### INSTRUCTION
In the material below, find every line with "نيسان" and pull it out.

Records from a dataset
------------------------------------------------------------------------

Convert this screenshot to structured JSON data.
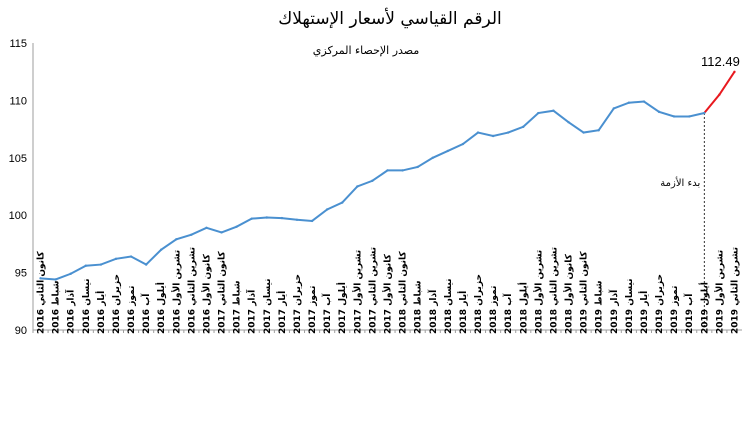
{
  "chart_data": {
    "type": "line",
    "title": "الرقم القياسي لأسعار الإستهلاك",
    "subtitle": "مصدر الإحصاء المركزي",
    "ylim": [
      90,
      115
    ],
    "yticks": [
      90,
      95,
      100,
      105,
      110,
      115
    ],
    "grid": false,
    "categories": [
      "كانون الثاني 2016",
      "شباط 2016",
      "آذار 2016",
      "نيسان 2016",
      "أيار 2016",
      "حزيران 2016",
      "تموز 2016",
      "آب 2016",
      "أيلول 2016",
      "تشرين الأول 2016",
      "تشرين الثاني 2016",
      "كانون الأول 2016",
      "كانون الثاني 2017",
      "شباط 2017",
      "آذار 2017",
      "نيسان 2017",
      "أيار 2017",
      "حزيران 2017",
      "تموز 2017",
      "آب 2017",
      "أيلول 2017",
      "تشرين الأول 2017",
      "تشرين الثاني 2017",
      "كانون الأول 2017",
      "كانون الثاني 2018",
      "شباط 2018",
      "آذار 2018",
      "نيسان 2018",
      "أيار 2018",
      "حزيران 2018",
      "تموز 2018",
      "آب 2018",
      "أيلول 2018",
      "تشرين الأول 2018",
      "تشرين الثاني 2018",
      "كانون الأول 2018",
      "كانون الثاني 2019",
      "شباط 2019",
      "آذار 2019",
      "نيسان 2019",
      "أيار 2019",
      "حزيران 2019",
      "تموز 2019",
      "آب 2019",
      "أيلول 2019",
      "تشرين الأول 2019",
      "تشرين الثاني 2019"
    ],
    "values": [
      94.5,
      94.4,
      94.9,
      95.6,
      95.7,
      96.2,
      96.4,
      95.7,
      97.0,
      97.9,
      98.3,
      98.9,
      98.5,
      99.0,
      99.7,
      99.8,
      99.75,
      99.6,
      99.5,
      100.5,
      101.1,
      102.5,
      103.0,
      103.9,
      103.9,
      104.2,
      105.0,
      105.6,
      106.2,
      107.2,
      106.9,
      107.2,
      107.7,
      108.9,
      109.1,
      108.1,
      107.2,
      107.4,
      109.3,
      109.8,
      109.9,
      109.0,
      108.6,
      108.6,
      108.9,
      110.5,
      112.49
    ],
    "highlight_start_index": 44,
    "series_color": "#4a90d0",
    "highlight_color": "#e8191f",
    "last_value_label": "112.49",
    "annotation": "بدء الأزمة"
  }
}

------------------------------------------------------------------------

### TASK OUTPUT
      "نيسان 2016",
      "نيسان 2017",
      "نيسان 2018",
      "نيسان 2019",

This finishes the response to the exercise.